(Extracted records)

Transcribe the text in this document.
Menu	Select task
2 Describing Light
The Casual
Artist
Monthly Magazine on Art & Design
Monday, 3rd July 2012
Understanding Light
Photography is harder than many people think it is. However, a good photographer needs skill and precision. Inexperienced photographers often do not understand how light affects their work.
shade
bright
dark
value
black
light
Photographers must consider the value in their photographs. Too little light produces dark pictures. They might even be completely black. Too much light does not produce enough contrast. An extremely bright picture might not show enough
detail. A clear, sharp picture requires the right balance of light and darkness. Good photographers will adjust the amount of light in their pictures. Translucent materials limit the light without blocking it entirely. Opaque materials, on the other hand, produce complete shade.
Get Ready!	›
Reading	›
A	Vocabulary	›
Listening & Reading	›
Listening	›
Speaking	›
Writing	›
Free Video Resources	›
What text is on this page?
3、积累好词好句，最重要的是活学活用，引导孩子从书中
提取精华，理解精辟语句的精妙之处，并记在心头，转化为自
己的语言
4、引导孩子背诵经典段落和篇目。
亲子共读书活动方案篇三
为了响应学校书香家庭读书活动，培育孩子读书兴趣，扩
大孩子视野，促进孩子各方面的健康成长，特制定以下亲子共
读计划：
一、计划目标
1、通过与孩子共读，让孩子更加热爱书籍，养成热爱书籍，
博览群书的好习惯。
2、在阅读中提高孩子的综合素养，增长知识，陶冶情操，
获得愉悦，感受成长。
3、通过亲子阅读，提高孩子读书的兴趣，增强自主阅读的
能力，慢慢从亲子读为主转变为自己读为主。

**WHAT THIS TASK INVOLVES**
Restate each record exactly as written.

**REPLY**
Transcribe the text in this document.
Menu	Select task
2 Describing Light
The Casual
Artist
Monthly Magazine on Art & Design
Monday, 3rd July 2012
Understanding Light
Photography is harder than many people think it is. However, a good photographer needs skill and precision. Inexperienced photographers often do not understand how light affects their work.
shade
bright
dark
value
black
light
Photographers must consider the value in their photographs. Too little light produces dark pictures. They might even be completely black. Too much light does not produce enough contrast. An extremely bright picture might not show enough
detail. A clear, sharp picture requires the right balance of light and darkness. Good photographers will adjust the amount of light in their pictures. Translucent materials limit the light without blocking it entirely. Opaque materials, on the other hand, produce complete shade.
Get Ready!	›
Reading	›
A	Vocabulary	›
Listening & Reading	›
Listening	›
Speaking	›
Writing	›
Free Video Resources	›
What text is on this page?
3、积累好词好句，最重要的是活学活用，引导孩子从书中
提取精华，理解精辟语句的精妙之处，并记在心头，转化为自
己的语言
4、引导孩子背诵经典段落和篇目。
亲子共读书活动方案篇三
为了响应学校书香家庭读书活动，培育孩子读书兴趣，扩
大孩子视野，促进孩子各方面的健康成长，特制定以下亲子共
读计划：
一、计划目标
1、通过与孩子共读，让孩子更加热爱书籍，养成热爱书籍，
博览群书的好习惯。
2、在阅读中提高孩子的综合素养，增长知识，陶冶情操，
获得愉悦，感受成长。
3、通过亲子阅读，提高孩子读书的兴趣，增强自主阅读的
能力，慢慢从亲子读为主转变为自己读为主。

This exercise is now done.